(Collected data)
◇ ◇ ◇
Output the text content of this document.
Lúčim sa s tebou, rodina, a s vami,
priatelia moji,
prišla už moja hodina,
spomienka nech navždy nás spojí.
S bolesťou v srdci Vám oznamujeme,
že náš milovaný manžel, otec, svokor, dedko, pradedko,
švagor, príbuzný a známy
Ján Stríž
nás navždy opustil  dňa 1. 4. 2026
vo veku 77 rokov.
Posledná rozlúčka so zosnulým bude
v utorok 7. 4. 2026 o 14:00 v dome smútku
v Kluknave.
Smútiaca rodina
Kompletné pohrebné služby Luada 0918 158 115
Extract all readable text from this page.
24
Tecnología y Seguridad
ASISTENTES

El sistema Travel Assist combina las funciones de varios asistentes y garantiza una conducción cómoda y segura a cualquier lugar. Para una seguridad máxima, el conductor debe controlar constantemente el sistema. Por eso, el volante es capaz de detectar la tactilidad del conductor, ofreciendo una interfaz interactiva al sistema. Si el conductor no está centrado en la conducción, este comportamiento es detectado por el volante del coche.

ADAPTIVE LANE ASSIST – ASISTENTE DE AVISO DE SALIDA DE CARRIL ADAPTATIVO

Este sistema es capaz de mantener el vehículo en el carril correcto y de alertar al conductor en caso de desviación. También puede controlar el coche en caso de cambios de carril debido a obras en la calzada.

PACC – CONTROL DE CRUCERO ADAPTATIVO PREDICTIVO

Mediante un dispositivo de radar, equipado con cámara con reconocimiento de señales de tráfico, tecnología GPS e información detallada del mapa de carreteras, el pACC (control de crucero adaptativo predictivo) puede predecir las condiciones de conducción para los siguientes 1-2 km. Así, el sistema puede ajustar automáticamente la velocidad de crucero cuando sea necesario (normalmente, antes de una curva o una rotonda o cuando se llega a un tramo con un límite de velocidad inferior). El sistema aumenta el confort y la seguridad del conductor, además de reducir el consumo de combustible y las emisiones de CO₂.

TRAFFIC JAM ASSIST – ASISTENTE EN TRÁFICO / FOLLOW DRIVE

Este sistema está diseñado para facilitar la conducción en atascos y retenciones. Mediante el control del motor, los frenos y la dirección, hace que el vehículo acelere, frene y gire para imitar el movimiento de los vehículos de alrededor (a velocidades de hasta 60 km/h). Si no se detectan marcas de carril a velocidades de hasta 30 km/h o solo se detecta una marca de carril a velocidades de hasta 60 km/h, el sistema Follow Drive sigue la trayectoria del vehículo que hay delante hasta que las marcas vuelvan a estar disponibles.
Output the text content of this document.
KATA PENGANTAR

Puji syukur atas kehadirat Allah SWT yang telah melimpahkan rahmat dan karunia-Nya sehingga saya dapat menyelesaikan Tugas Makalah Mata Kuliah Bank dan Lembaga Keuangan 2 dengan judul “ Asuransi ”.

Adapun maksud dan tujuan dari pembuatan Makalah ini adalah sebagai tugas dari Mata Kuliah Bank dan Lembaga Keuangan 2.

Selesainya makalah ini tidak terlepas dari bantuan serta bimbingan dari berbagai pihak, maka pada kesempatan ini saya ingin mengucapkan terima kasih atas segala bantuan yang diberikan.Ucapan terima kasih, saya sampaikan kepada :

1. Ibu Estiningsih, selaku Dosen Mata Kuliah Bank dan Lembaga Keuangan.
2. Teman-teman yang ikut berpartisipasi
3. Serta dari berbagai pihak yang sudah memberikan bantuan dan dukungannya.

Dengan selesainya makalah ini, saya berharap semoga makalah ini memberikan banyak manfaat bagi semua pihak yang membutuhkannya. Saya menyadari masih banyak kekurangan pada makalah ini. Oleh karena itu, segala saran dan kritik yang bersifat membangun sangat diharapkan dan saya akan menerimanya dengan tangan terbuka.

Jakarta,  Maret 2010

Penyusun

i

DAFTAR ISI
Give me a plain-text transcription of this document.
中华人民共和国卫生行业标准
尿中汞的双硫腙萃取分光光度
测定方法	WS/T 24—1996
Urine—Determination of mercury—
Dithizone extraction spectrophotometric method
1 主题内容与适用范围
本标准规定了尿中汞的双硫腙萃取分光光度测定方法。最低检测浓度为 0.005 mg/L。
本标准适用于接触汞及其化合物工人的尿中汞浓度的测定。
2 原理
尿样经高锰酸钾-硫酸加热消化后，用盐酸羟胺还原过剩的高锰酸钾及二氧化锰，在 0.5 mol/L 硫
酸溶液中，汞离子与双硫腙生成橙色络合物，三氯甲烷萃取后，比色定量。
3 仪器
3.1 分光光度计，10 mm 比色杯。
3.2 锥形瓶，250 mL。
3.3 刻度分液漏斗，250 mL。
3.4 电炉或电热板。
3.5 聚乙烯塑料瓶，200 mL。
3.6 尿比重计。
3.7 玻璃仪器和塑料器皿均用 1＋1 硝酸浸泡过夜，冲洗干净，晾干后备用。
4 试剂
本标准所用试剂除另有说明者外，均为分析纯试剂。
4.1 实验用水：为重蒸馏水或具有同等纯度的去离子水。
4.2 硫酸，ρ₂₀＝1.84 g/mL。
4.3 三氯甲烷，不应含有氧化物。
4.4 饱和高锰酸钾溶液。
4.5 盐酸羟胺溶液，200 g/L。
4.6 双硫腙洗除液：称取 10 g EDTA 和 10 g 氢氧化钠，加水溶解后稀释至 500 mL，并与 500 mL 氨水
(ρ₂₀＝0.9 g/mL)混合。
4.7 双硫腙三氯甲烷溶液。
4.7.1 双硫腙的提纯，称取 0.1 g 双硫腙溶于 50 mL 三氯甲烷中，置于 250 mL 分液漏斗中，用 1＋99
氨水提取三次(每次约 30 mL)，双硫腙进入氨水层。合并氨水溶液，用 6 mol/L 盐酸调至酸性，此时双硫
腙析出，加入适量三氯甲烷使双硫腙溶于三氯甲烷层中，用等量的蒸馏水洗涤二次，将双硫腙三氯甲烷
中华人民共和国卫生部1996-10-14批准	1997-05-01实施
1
◇ ◇ ◇
The listing above should be transcribed in full, exactly as written.

Correct output ▸
Output the text content of this document.
Lúčim sa s tebou, rodina, a s vami,
priatelia moji,
prišla už moja hodina,
spomienka nech navždy nás spojí.
S bolesťou v srdci Vám oznamujeme,
že náš milovaný manžel, otec, svokor, dedko, pradedko,
švagor, príbuzný a známy
Ján Stríž
nás navždy opustil  dňa 1. 4. 2026
vo veku 77 rokov.
Posledná rozlúčka so zosnulým bude
v utorok 7. 4. 2026 o 14:00 v dome smútku
v Kluknave.
Smútiaca rodina
Kompletné pohrebné služby Luada 0918 158 115
Extract all readable text from this page.
24
Tecnología y Seguridad
ASISTENTES

El sistema Travel Assist combina las funciones de varios asistentes y garantiza una conducción cómoda y segura a cualquier lugar. Para una seguridad máxima, el conductor debe controlar constantemente el sistema. Por eso, el volante es capaz de detectar la tactilidad del conductor, ofreciendo una interfaz interactiva al sistema. Si el conductor no está centrado en la conducción, este comportamiento es detectado por el volante del coche.

ADAPTIVE LANE ASSIST – ASISTENTE DE AVISO DE SALIDA DE CARRIL ADAPTATIVO

Este sistema es capaz de mantener el vehículo en el carril correcto y de alertar al conductor en caso de desviación. También puede controlar el coche en caso de cambios de carril debido a obras en la calzada.

PACC – CONTROL DE CRUCERO ADAPTATIVO PREDICTIVO

Mediante un dispositivo de radar, equipado con cámara con reconocimiento de señales de tráfico, tecnología GPS e información detallada del mapa de carreteras, el pACC (control de crucero adaptativo predictivo) puede predecir las condiciones de conducción para los siguientes 1-2 km. Así, el sistema puede ajustar automáticamente la velocidad de crucero cuando sea necesario (normalmente, antes de una curva o una rotonda o cuando se llega a un tramo con un límite de velocidad inferior). El sistema aumenta el confort y la seguridad del conductor, además de reducir el consumo de combustible y las emisiones de CO₂.

TRAFFIC JAM ASSIST – ASISTENTE EN TRÁFICO / FOLLOW DRIVE

Este sistema está diseñado para facilitar la conducción en atascos y retenciones. Mediante el control del motor, los frenos y la dirección, hace que el vehículo acelere, frene y gire para imitar el movimiento de los vehículos de alrededor (a velocidades de hasta 60 km/h). Si no se detectan marcas de carril a velocidades de hasta 30 km/h o solo se detecta una marca de carril a velocidades de hasta 60 km/h, el sistema Follow Drive sigue la trayectoria del vehículo que hay delante hasta que las marcas vuelvan a estar disponibles.
Output the text content of this document.
KATA PENGANTAR

Puji syukur atas kehadirat Allah SWT yang telah melimpahkan rahmat dan karunia-Nya sehingga saya dapat menyelesaikan Tugas Makalah Mata Kuliah Bank dan Lembaga Keuangan 2 dengan judul “ Asuransi ”.

Adapun maksud dan tujuan dari pembuatan Makalah ini adalah sebagai tugas dari Mata Kuliah Bank dan Lembaga Keuangan 2.

Selesainya makalah ini tidak terlepas dari bantuan serta bimbingan dari berbagai pihak, maka pada kesempatan ini saya ingin mengucapkan terima kasih atas segala bantuan yang diberikan.Ucapan terima kasih, saya sampaikan kepada :

1. Ibu Estiningsih, selaku Dosen Mata Kuliah Bank dan Lembaga Keuangan.
2. Teman-teman yang ikut berpartisipasi
3. Serta dari berbagai pihak yang sudah memberikan bantuan dan dukungannya.

Dengan selesainya makalah ini, saya berharap semoga makalah ini memberikan banyak manfaat bagi semua pihak yang membutuhkannya. Saya menyadari masih banyak kekurangan pada makalah ini. Oleh karena itu, segala saran dan kritik yang bersifat membangun sangat diharapkan dan saya akan menerimanya dengan tangan terbuka.

Jakarta,  Maret 2010

Penyusun

i

DAFTAR ISI
Give me a plain-text transcription of this document.
中华人民共和国卫生行业标准
尿中汞的双硫腙萃取分光光度
测定方法	WS/T 24—1996
Urine—Determination of mercury—
Dithizone extraction spectrophotometric method
1 主题内容与适用范围
本标准规定了尿中汞的双硫腙萃取分光光度测定方法。最低检测浓度为 0.005 mg/L。
本标准适用于接触汞及其化合物工人的尿中汞浓度的测定。
2 原理
尿样经高锰酸钾-硫酸加热消化后，用盐酸羟胺还原过剩的高锰酸钾及二氧化锰，在 0.5 mol/L 硫
酸溶液中，汞离子与双硫腙生成橙色络合物，三氯甲烷萃取后，比色定量。
3 仪器
3.1 分光光度计，10 mm 比色杯。
3.2 锥形瓶，250 mL。
3.3 刻度分液漏斗，250 mL。
3.4 电炉或电热板。
3.5 聚乙烯塑料瓶，200 mL。
3.6 尿比重计。
3.7 玻璃仪器和塑料器皿均用 1＋1 硝酸浸泡过夜，冲洗干净，晾干后备用。
4 试剂
本标准所用试剂除另有说明者外，均为分析纯试剂。
4.1 实验用水：为重蒸馏水或具有同等纯度的去离子水。
4.2 硫酸，ρ₂₀＝1.84 g/mL。
4.3 三氯甲烷，不应含有氧化物。
4.4 饱和高锰酸钾溶液。
4.5 盐酸羟胺溶液，200 g/L。
4.6 双硫腙洗除液：称取 10 g EDTA 和 10 g 氢氧化钠，加水溶解后稀释至 500 mL，并与 500 mL 氨水
(ρ₂₀＝0.9 g/mL)混合。
4.7 双硫腙三氯甲烷溶液。
4.7.1 双硫腙的提纯，称取 0.1 g 双硫腙溶于 50 mL 三氯甲烷中，置于 250 mL 分液漏斗中，用 1＋99
氨水提取三次(每次约 30 mL)，双硫腙进入氨水层。合并氨水溶液，用 6 mol/L 盐酸调至酸性，此时双硫
腙析出，加入适量三氯甲烷使双硫腙溶于三氯甲烷层中，用等量的蒸馏水洗涤二次，将双硫腙三氯甲烷
中华人民共和国卫生部1996-10-14批准	1997-05-01实施
1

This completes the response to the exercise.